- [Request]:
Work out how many lines of the listing hold the string "divulgación", then answer with that number and nothing else.

- [Items]:

==============================

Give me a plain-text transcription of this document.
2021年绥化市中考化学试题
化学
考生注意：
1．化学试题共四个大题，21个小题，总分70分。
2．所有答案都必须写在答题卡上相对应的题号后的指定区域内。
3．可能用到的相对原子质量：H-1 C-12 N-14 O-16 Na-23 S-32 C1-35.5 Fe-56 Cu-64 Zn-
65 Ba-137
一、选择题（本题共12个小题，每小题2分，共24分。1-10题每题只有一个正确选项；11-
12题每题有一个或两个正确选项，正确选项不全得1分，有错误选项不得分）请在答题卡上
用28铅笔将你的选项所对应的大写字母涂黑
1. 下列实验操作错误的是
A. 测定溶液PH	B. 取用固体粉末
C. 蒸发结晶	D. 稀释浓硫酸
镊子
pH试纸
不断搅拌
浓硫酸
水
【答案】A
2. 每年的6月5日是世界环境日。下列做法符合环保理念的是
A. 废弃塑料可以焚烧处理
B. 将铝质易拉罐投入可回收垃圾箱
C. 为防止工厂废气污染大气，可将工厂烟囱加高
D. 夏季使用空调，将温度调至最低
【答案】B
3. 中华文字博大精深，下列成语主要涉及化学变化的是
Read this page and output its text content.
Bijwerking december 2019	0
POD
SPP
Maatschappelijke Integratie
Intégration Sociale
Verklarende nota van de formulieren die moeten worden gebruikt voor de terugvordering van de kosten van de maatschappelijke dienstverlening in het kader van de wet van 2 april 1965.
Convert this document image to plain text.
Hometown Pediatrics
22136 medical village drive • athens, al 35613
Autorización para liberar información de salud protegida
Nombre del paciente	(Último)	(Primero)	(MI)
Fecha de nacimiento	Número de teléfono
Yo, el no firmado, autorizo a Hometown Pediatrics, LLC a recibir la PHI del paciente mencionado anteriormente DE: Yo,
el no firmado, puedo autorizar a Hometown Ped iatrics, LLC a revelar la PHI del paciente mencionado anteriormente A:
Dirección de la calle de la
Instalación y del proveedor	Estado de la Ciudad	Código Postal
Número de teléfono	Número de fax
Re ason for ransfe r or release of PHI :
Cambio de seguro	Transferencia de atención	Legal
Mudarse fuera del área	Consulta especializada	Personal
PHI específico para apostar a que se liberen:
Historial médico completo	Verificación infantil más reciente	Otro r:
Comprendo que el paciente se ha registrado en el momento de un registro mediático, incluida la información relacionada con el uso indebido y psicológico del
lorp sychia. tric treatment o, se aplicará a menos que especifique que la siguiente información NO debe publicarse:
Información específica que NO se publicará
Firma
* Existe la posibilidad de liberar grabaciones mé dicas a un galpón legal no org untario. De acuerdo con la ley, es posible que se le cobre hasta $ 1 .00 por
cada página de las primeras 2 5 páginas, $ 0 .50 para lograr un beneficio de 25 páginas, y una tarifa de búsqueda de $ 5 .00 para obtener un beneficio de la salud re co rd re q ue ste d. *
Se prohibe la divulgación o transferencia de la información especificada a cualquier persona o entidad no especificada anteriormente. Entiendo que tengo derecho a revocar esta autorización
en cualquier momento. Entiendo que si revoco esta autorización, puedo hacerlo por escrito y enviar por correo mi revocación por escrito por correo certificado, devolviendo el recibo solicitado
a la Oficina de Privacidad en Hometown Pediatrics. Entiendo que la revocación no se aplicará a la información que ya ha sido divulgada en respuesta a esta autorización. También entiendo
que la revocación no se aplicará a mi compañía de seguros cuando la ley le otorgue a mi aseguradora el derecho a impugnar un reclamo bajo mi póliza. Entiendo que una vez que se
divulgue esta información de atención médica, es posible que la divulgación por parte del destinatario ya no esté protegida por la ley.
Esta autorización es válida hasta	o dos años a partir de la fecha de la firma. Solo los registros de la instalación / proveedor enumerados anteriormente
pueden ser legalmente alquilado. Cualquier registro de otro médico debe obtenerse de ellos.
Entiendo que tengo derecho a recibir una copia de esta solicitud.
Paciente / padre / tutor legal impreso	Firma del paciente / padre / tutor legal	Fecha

==============================

- [The solution]:
2